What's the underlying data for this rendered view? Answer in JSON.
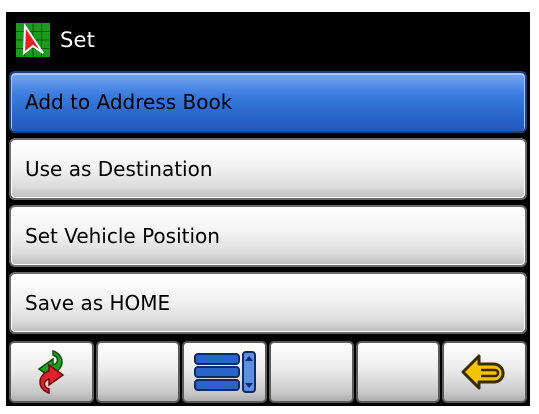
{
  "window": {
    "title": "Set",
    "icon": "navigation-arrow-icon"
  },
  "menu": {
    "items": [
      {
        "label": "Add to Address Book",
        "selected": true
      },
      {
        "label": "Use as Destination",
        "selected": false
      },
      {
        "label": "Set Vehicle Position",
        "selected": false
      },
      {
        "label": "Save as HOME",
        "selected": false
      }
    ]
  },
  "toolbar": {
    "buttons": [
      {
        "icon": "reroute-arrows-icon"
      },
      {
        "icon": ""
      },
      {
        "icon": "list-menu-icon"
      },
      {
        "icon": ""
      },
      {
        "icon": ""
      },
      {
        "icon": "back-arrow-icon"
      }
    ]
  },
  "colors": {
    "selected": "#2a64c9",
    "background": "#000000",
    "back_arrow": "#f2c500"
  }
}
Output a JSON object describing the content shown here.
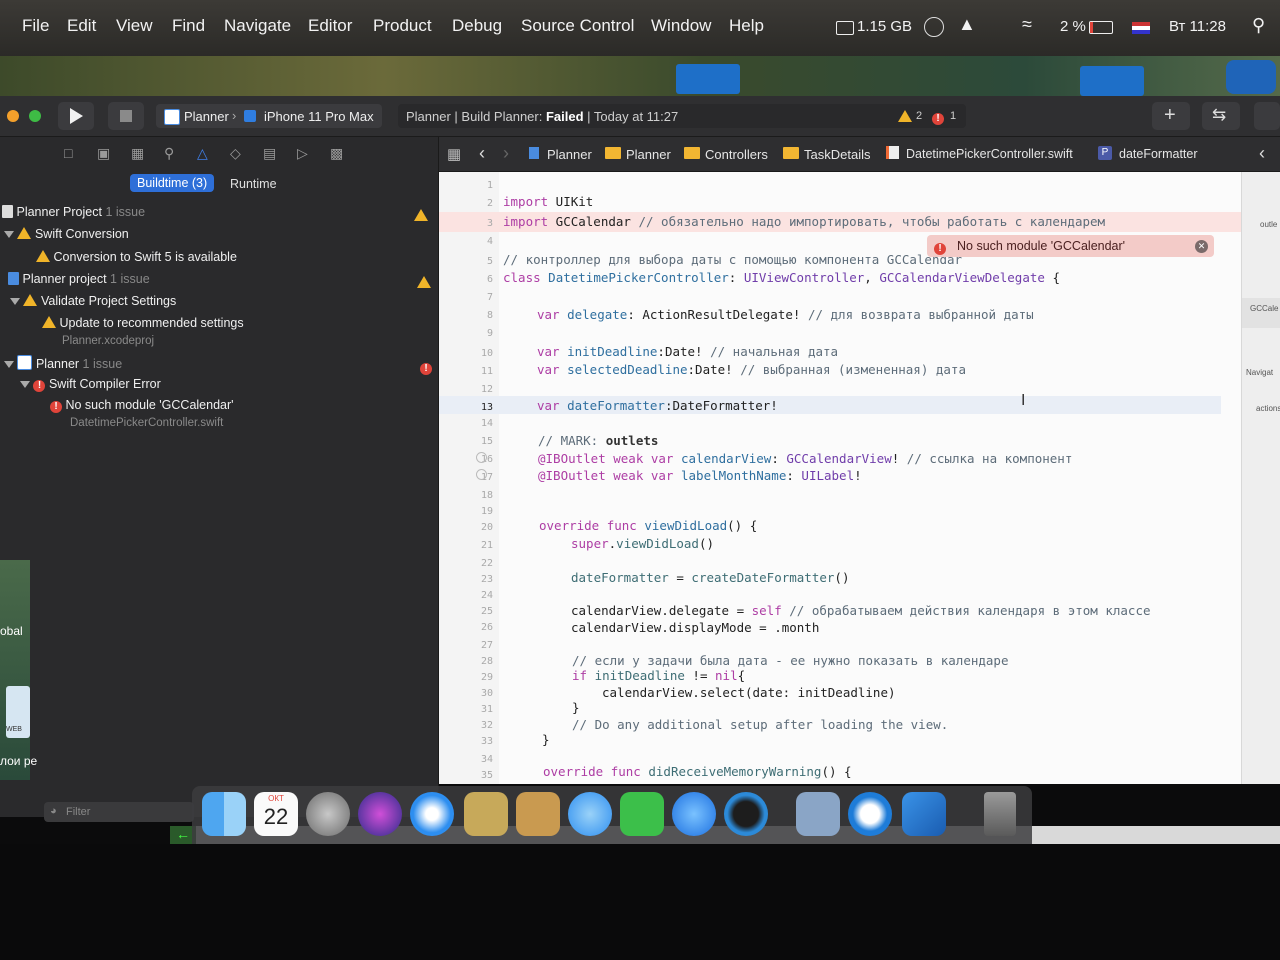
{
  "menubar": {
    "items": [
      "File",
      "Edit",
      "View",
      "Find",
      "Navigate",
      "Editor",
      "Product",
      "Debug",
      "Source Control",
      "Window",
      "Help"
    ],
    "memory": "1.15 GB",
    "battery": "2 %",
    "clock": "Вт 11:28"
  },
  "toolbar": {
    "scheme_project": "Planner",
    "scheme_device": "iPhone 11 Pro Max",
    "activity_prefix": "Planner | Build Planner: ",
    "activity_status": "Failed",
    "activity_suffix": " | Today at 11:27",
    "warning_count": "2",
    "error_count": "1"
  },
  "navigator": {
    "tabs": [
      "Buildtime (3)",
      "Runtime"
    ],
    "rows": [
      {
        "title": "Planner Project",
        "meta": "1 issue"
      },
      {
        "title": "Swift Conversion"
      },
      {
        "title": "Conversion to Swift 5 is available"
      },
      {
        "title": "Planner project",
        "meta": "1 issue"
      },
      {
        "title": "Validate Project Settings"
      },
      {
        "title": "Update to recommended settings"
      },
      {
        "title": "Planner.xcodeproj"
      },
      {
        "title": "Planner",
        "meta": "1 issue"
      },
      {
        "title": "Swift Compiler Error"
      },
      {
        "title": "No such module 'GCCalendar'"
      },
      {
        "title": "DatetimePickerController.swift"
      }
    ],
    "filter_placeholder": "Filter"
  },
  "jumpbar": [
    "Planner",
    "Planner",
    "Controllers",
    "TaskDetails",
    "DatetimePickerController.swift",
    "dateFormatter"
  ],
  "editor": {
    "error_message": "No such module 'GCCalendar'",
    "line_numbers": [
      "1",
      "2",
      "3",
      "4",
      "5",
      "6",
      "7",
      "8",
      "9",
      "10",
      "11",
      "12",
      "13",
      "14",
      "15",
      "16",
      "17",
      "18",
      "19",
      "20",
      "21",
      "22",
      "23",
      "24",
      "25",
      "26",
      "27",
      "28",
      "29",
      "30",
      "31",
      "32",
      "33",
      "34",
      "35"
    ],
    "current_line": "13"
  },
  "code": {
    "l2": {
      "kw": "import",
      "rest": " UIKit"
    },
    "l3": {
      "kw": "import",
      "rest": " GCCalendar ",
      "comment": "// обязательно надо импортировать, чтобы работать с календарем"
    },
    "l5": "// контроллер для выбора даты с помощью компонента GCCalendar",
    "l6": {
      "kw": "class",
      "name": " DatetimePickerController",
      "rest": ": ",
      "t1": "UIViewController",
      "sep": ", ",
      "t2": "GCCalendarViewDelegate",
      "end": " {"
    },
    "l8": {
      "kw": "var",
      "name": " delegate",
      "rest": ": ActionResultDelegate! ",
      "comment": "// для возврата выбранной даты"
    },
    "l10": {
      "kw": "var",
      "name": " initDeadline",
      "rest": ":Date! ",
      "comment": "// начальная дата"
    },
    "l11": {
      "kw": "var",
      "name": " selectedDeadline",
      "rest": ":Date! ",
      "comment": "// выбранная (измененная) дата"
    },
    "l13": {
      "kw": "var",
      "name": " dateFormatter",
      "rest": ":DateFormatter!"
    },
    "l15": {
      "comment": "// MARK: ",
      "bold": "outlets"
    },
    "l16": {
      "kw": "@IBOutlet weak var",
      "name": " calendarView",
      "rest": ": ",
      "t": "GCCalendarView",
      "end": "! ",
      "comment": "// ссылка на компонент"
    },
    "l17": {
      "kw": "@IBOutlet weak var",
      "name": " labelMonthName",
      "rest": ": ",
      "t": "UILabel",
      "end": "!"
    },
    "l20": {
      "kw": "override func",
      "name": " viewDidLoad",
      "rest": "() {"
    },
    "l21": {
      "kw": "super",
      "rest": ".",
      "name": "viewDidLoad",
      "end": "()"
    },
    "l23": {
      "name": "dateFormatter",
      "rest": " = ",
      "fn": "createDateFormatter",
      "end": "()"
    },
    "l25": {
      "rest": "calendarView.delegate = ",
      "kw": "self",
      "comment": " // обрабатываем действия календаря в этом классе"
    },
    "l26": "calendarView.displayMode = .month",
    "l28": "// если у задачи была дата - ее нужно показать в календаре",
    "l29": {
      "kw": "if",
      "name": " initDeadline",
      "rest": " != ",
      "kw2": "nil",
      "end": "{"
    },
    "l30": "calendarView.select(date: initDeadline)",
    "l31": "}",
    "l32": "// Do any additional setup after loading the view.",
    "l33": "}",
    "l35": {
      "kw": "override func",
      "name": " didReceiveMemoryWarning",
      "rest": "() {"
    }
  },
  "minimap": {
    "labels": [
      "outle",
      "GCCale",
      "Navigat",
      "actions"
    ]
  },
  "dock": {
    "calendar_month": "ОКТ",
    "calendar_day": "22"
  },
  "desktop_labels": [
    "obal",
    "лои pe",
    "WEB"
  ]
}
--*--
- What you will do -
Transcribe the listing in full and omit the pictures.

- Solution to this exercise -
What's the underlying data for this rendered view? Answer in JSON.
{
  "window": {
    "title": "Set",
    "icon": "navigation-arrow-icon"
  },
  "menu": {
    "items": [
      {
        "label": "Add to Address Book",
        "selected": true
      },
      {
        "label": "Use as Destination",
        "selected": false
      },
      {
        "label": "Set Vehicle Position",
        "selected": false
      },
      {
        "label": "Save as HOME",
        "selected": false
      }
    ]
  },
  "toolbar": {
    "buttons": [
      {
        "icon": "reroute-arrows-icon"
      },
      {
        "icon": ""
      },
      {
        "icon": "list-menu-icon"
      },
      {
        "icon": ""
      },
      {
        "icon": ""
      },
      {
        "icon": "back-arrow-icon"
      }
    ]
  },
  "colors": {
    "selected": "#2a64c9",
    "background": "#000000",
    "back_arrow": "#f2c500"
  }
}
Output a JSON object describing the content shown here.
{
  "menubar": {
    "items": [
      "File",
      "Edit",
      "View",
      "Find",
      "Navigate",
      "Editor",
      "Product",
      "Debug",
      "Source Control",
      "Window",
      "Help"
    ],
    "memory": "1.15 GB",
    "battery": "2 %",
    "clock": "Вт 11:28"
  },
  "toolbar": {
    "scheme_project": "Planner",
    "scheme_device": "iPhone 11 Pro Max",
    "activity_prefix": "Planner | Build Planner: ",
    "activity_status": "Failed",
    "activity_suffix": " | Today at 11:27",
    "warning_count": "2",
    "error_count": "1"
  },
  "navigator": {
    "tabs": [
      "Buildtime (3)",
      "Runtime"
    ],
    "rows": [
      {
        "title": "Planner Project",
        "meta": "1 issue"
      },
      {
        "title": "Swift Conversion"
      },
      {
        "title": "Conversion to Swift 5 is available"
      },
      {
        "title": "Planner project",
        "meta": "1 issue"
      },
      {
        "title": "Validate Project Settings"
      },
      {
        "title": "Update to recommended settings"
      },
      {
        "title": "Planner.xcodeproj"
      },
      {
        "title": "Planner",
        "meta": "1 issue"
      },
      {
        "title": "Swift Compiler Error"
      },
      {
        "title": "No such module 'GCCalendar'"
      },
      {
        "title": "DatetimePickerController.swift"
      }
    ],
    "filter_placeholder": "Filter"
  },
  "jumpbar": [
    "Planner",
    "Planner",
    "Controllers",
    "TaskDetails",
    "DatetimePickerController.swift",
    "dateFormatter"
  ],
  "editor": {
    "error_message": "No such module 'GCCalendar'",
    "line_numbers": [
      "1",
      "2",
      "3",
      "4",
      "5",
      "6",
      "7",
      "8",
      "9",
      "10",
      "11",
      "12",
      "13",
      "14",
      "15",
      "16",
      "17",
      "18",
      "19",
      "20",
      "21",
      "22",
      "23",
      "24",
      "25",
      "26",
      "27",
      "28",
      "29",
      "30",
      "31",
      "32",
      "33",
      "34",
      "35"
    ],
    "current_line": "13"
  },
  "code": {
    "l2": {
      "kw": "import",
      "rest": " UIKit"
    },
    "l3": {
      "kw": "import",
      "rest": " GCCalendar ",
      "comment": "// обязательно надо импортировать, чтобы работать с календарем"
    },
    "l5": "// контроллер для выбора даты с помощью компонента GCCalendar",
    "l6": {
      "kw": "class",
      "name": " DatetimePickerController",
      "rest": ": ",
      "t1": "UIViewController",
      "sep": ", ",
      "t2": "GCCalendarViewDelegate",
      "end": " {"
    },
    "l8": {
      "kw": "var",
      "name": " delegate",
      "rest": ": ActionResultDelegate! ",
      "comment": "// для возврата выбранной даты"
    },
    "l10": {
      "kw": "var",
      "name": " initDeadline",
      "rest": ":Date! ",
      "comment": "// начальная дата"
    },
    "l11": {
      "kw": "var",
      "name": " selectedDeadline",
      "rest": ":Date! ",
      "comment": "// выбранная (измененная) дата"
    },
    "l13": {
      "kw": "var",
      "name": " dateFormatter",
      "rest": ":DateFormatter!"
    },
    "l15": {
      "comment": "// MARK: ",
      "bold": "outlets"
    },
    "l16": {
      "kw": "@IBOutlet weak var",
      "name": " calendarView",
      "rest": ": ",
      "t": "GCCalendarView",
      "end": "! ",
      "comment": "// ссылка на компонент"
    },
    "l17": {
      "kw": "@IBOutlet weak var",
      "name": " labelMonthName",
      "rest": ": ",
      "t": "UILabel",
      "end": "!"
    },
    "l20": {
      "kw": "override func",
      "name": " viewDidLoad",
      "rest": "() {"
    },
    "l21": {
      "kw": "super",
      "rest": ".",
      "name": "viewDidLoad",
      "end": "()"
    },
    "l23": {
      "name": "dateFormatter",
      "rest": " = ",
      "fn": "createDateFormatter",
      "end": "()"
    },
    "l25": {
      "rest": "calendarView.delegate = ",
      "kw": "self",
      "comment": " // обрабатываем действия календаря в этом классе"
    },
    "l26": "calendarView.displayMode = .month",
    "l28": "// если у задачи была дата - ее нужно показать в календаре",
    "l29": {
      "kw": "if",
      "name": " initDeadline",
      "rest": " != ",
      "kw2": "nil",
      "end": "{"
    },
    "l30": "calendarView.select(date: initDeadline)",
    "l31": "}",
    "l32": "// Do any additional setup after loading the view.",
    "l33": "}",
    "l35": {
      "kw": "override func",
      "name": " didReceiveMemoryWarning",
      "rest": "() {"
    }
  },
  "minimap": {
    "labels": [
      "outle",
      "GCCale",
      "Navigat",
      "actions"
    ]
  },
  "dock": {
    "calendar_month": "ОКТ",
    "calendar_day": "22"
  },
  "desktop_labels": [
    "obal",
    "лои pe",
    "WEB"
  ]
}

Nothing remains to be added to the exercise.